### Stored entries

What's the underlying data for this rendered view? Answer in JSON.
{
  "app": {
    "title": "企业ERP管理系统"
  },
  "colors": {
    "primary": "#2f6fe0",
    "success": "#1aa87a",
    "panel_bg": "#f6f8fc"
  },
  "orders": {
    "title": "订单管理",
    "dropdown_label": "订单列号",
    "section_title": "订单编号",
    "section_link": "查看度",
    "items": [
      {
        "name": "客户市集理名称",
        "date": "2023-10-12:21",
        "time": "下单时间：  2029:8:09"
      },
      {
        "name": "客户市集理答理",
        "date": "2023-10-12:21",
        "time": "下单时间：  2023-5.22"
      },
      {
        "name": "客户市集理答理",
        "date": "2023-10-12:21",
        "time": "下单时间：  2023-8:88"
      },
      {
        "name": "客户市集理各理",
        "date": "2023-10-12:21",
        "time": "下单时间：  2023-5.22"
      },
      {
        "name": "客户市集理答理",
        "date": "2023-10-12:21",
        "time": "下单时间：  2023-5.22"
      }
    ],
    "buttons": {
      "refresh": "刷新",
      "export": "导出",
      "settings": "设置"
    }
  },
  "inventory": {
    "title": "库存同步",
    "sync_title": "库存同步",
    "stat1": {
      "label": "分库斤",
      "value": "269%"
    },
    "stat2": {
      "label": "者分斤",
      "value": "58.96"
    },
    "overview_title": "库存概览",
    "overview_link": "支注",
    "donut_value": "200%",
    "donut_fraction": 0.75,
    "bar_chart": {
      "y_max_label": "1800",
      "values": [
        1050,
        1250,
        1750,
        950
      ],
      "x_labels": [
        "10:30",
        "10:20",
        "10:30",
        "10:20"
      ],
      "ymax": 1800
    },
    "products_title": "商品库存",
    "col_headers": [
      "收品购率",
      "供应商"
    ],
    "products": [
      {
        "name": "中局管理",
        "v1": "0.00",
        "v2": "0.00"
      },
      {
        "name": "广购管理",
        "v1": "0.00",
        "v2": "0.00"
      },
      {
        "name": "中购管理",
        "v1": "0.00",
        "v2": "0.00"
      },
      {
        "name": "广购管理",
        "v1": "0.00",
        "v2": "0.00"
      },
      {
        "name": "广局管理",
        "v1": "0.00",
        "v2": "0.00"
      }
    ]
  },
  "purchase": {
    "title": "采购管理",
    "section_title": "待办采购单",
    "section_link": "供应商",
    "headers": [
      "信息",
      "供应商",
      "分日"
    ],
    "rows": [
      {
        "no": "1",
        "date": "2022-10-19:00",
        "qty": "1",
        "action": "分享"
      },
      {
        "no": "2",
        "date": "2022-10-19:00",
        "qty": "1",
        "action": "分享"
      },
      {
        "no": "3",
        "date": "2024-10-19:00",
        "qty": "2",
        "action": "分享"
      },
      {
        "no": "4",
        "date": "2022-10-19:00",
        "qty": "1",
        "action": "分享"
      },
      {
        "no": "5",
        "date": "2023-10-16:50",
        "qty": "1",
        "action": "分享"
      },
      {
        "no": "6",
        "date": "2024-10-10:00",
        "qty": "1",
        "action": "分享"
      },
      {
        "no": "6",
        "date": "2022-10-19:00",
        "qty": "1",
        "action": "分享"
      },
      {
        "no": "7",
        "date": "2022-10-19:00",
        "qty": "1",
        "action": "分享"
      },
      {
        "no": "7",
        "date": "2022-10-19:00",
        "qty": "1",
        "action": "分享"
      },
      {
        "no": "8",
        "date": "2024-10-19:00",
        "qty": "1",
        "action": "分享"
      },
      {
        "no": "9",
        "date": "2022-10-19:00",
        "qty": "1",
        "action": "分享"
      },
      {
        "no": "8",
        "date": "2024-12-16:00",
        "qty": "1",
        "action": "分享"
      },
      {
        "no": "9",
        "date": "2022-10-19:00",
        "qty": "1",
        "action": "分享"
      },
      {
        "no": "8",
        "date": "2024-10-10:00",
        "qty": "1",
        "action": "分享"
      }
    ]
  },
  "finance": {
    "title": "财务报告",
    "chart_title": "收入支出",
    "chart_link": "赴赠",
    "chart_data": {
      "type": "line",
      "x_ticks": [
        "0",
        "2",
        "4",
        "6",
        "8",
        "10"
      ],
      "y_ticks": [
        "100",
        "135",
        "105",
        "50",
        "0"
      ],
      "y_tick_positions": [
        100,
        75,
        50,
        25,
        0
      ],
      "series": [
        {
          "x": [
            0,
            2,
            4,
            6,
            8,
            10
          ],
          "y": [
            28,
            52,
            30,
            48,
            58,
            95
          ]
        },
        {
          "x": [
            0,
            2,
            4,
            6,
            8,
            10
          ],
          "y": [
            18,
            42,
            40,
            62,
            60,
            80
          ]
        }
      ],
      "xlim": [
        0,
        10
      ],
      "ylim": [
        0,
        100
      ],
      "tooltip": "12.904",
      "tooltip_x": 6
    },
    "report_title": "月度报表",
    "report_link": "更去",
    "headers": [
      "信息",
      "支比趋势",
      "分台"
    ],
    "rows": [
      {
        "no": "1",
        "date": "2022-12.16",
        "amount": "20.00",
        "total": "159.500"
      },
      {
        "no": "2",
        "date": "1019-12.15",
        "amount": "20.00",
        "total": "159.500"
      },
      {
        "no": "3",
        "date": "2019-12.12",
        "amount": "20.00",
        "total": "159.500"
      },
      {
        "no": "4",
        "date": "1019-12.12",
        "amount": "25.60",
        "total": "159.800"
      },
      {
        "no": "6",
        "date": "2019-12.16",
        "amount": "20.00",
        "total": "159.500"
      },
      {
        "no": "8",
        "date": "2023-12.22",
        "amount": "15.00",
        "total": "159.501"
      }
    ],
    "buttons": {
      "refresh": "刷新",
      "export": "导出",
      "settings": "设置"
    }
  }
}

### What you should do
Copy out the whole listing, exactly as written.

### Exercise answer
What's the underlying data for this rendered view? Answer in JSON.
{
  "app": {
    "title": "企业ERP管理系统"
  },
  "colors": {
    "primary": "#2f6fe0",
    "success": "#1aa87a",
    "panel_bg": "#f6f8fc"
  },
  "orders": {
    "title": "订单管理",
    "dropdown_label": "订单列号",
    "section_title": "订单编号",
    "section_link": "查看度",
    "items": [
      {
        "name": "客户市集理名称",
        "date": "2023-10-12:21",
        "time": "下单时间：  2029:8:09"
      },
      {
        "name": "客户市集理答理",
        "date": "2023-10-12:21",
        "time": "下单时间：  2023-5.22"
      },
      {
        "name": "客户市集理答理",
        "date": "2023-10-12:21",
        "time": "下单时间：  2023-8:88"
      },
      {
        "name": "客户市集理各理",
        "date": "2023-10-12:21",
        "time": "下单时间：  2023-5.22"
      },
      {
        "name": "客户市集理答理",
        "date": "2023-10-12:21",
        "time": "下单时间：  2023-5.22"
      }
    ],
    "buttons": {
      "refresh": "刷新",
      "export": "导出",
      "settings": "设置"
    }
  },
  "inventory": {
    "title": "库存同步",
    "sync_title": "库存同步",
    "stat1": {
      "label": "分库斤",
      "value": "269%"
    },
    "stat2": {
      "label": "者分斤",
      "value": "58.96"
    },
    "overview_title": "库存概览",
    "overview_link": "支注",
    "donut_value": "200%",
    "donut_fraction": 0.75,
    "bar_chart": {
      "y_max_label": "1800",
      "values": [
        1050,
        1250,
        1750,
        950
      ],
      "x_labels": [
        "10:30",
        "10:20",
        "10:30",
        "10:20"
      ],
      "ymax": 1800
    },
    "products_title": "商品库存",
    "col_headers": [
      "收品购率",
      "供应商"
    ],
    "products": [
      {
        "name": "中局管理",
        "v1": "0.00",
        "v2": "0.00"
      },
      {
        "name": "广购管理",
        "v1": "0.00",
        "v2": "0.00"
      },
      {
        "name": "中购管理",
        "v1": "0.00",
        "v2": "0.00"
      },
      {
        "name": "广购管理",
        "v1": "0.00",
        "v2": "0.00"
      },
      {
        "name": "广局管理",
        "v1": "0.00",
        "v2": "0.00"
      }
    ]
  },
  "purchase": {
    "title": "采购管理",
    "section_title": "待办采购单",
    "section_link": "供应商",
    "headers": [
      "信息",
      "供应商",
      "分日"
    ],
    "rows": [
      {
        "no": "1",
        "date": "2022-10-19:00",
        "qty": "1",
        "action": "分享"
      },
      {
        "no": "2",
        "date": "2022-10-19:00",
        "qty": "1",
        "action": "分享"
      },
      {
        "no": "3",
        "date": "2024-10-19:00",
        "qty": "2",
        "action": "分享"
      },
      {
        "no": "4",
        "date": "2022-10-19:00",
        "qty": "1",
        "action": "分享"
      },
      {
        "no": "5",
        "date": "2023-10-16:50",
        "qty": "1",
        "action": "分享"
      },
      {
        "no": "6",
        "date": "2024-10-10:00",
        "qty": "1",
        "action": "分享"
      },
      {
        "no": "6",
        "date": "2022-10-19:00",
        "qty": "1",
        "action": "分享"
      },
      {
        "no": "7",
        "date": "2022-10-19:00",
        "qty": "1",
        "action": "分享"
      },
      {
        "no": "7",
        "date": "2022-10-19:00",
        "qty": "1",
        "action": "分享"
      },
      {
        "no": "8",
        "date": "2024-10-19:00",
        "qty": "1",
        "action": "分享"
      },
      {
        "no": "9",
        "date": "2022-10-19:00",
        "qty": "1",
        "action": "分享"
      },
      {
        "no": "8",
        "date": "2024-12-16:00",
        "qty": "1",
        "action": "分享"
      },
      {
        "no": "9",
        "date": "2022-10-19:00",
        "qty": "1",
        "action": "分享"
      },
      {
        "no": "8",
        "date": "2024-10-10:00",
        "qty": "1",
        "action": "分享"
      }
    ]
  },
  "finance": {
    "title": "财务报告",
    "chart_title": "收入支出",
    "chart_link": "赴赠",
    "chart_data": {
      "type": "line",
      "x_ticks": [
        "0",
        "2",
        "4",
        "6",
        "8",
        "10"
      ],
      "y_ticks": [
        "100",
        "135",
        "105",
        "50",
        "0"
      ],
      "y_tick_positions": [
        100,
        75,
        50,
        25,
        0
      ],
      "series": [
        {
          "x": [
            0,
            2,
            4,
            6,
            8,
            10
          ],
          "y": [
            28,
            52,
            30,
            48,
            58,
            95
          ]
        },
        {
          "x": [
            0,
            2,
            4,
            6,
            8,
            10
          ],
          "y": [
            18,
            42,
            40,
            62,
            60,
            80
          ]
        }
      ],
      "xlim": [
        0,
        10
      ],
      "ylim": [
        0,
        100
      ],
      "tooltip": "12.904",
      "tooltip_x": 6
    },
    "report_title": "月度报表",
    "report_link": "更去",
    "headers": [
      "信息",
      "支比趋势",
      "分台"
    ],
    "rows": [
      {
        "no": "1",
        "date": "2022-12.16",
        "amount": "20.00",
        "total": "159.500"
      },
      {
        "no": "2",
        "date": "1019-12.15",
        "amount": "20.00",
        "total": "159.500"
      },
      {
        "no": "3",
        "date": "2019-12.12",
        "amount": "20.00",
        "total": "159.500"
      },
      {
        "no": "4",
        "date": "1019-12.12",
        "amount": "25.60",
        "total": "159.800"
      },
      {
        "no": "6",
        "date": "2019-12.16",
        "amount": "20.00",
        "total": "159.500"
      },
      {
        "no": "8",
        "date": "2023-12.22",
        "amount": "15.00",
        "total": "159.501"
      }
    ],
    "buttons": {
      "refresh": "刷新",
      "export": "导出",
      "settings": "设置"
    }
  }
}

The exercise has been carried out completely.